--- MATERIAL PROVIDED ---
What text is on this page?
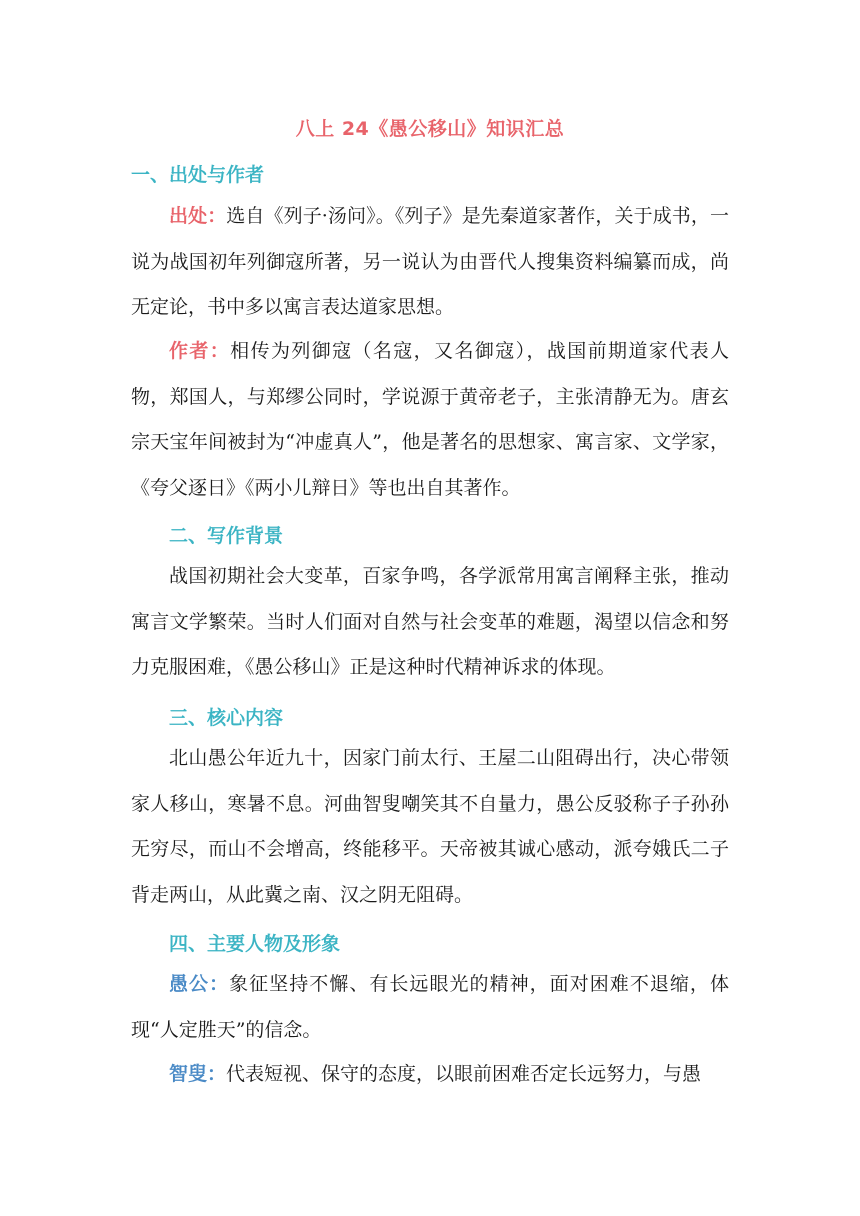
八上 24《愚公移山》知识汇总
一、出处与作者

出处：选自《列子·汤问》。《列子》是先秦道家著作，关于成书，一说为战国初年列御寇所著，另一说认为由晋代人搜集资料编纂而成，尚无定论，书中多以寓言表达道家思想。

作者：相传为列御寇（名寇，又名御寇），战国前期道家代表人物，郑国人，与郑缪公同时，学说源于黄帝老子，主张清静无为。唐玄宗天宝年间被封为“冲虚真人”，他是著名的思想家、寓言家、文学家，《夸父逐日》《两小儿辩日》等也出自其著作。

二、写作背景

战国初期社会大变革，百家争鸣，各学派常用寓言阐释主张，推动寓言文学繁荣。当时人们面对自然与社会变革的难题，渴望以信念和努力克服困难，《愚公移山》正是这种时代精神诉求的体现。

三、核心内容

北山愚公年近九十，因家门前太行、王屋二山阻碍出行，决心带领家人移山，寒暑不息。河曲智叟嘲笑其不自量力，愚公反驳称子子孙孙无穷尽，而山不会增高，终能移平。天帝被其诚心感动，派夸娥氏二子背走两山，从此冀之南、汉之阴无阻碍。

四、主要人物及形象

愚公：象征坚持不懈、有长远眼光的精神，面对困难不退缩，体现“人定胜天”的信念。

智叟：代表短视、保守的态度，以眼前困难否定长远努力，与愚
---
§ EXERCISE DETAILS: Write out the records above exactly as they appear, leaving out any pictures.

§ EXERCISE SOLUTION:
What text is on this page?
八上 24《愚公移山》知识汇总
一、出处与作者

出处：选自《列子·汤问》。《列子》是先秦道家著作，关于成书，一说为战国初年列御寇所著，另一说认为由晋代人搜集资料编纂而成，尚无定论，书中多以寓言表达道家思想。

作者：相传为列御寇（名寇，又名御寇），战国前期道家代表人物，郑国人，与郑缪公同时，学说源于黄帝老子，主张清静无为。唐玄宗天宝年间被封为“冲虚真人”，他是著名的思想家、寓言家、文学家，《夸父逐日》《两小儿辩日》等也出自其著作。

二、写作背景

战国初期社会大变革，百家争鸣，各学派常用寓言阐释主张，推动寓言文学繁荣。当时人们面对自然与社会变革的难题，渴望以信念和努力克服困难，《愚公移山》正是这种时代精神诉求的体现。

三、核心内容

北山愚公年近九十，因家门前太行、王屋二山阻碍出行，决心带领家人移山，寒暑不息。河曲智叟嘲笑其不自量力，愚公反驳称子子孙孙无穷尽，而山不会增高，终能移平。天帝被其诚心感动，派夸娥氏二子背走两山，从此冀之南、汉之阴无阻碍。

四、主要人物及形象

愚公：象征坚持不懈、有长远眼光的精神，面对困难不退缩，体现“人定胜天”的信念。

智叟：代表短视、保守的态度，以眼前困难否定长远努力，与愚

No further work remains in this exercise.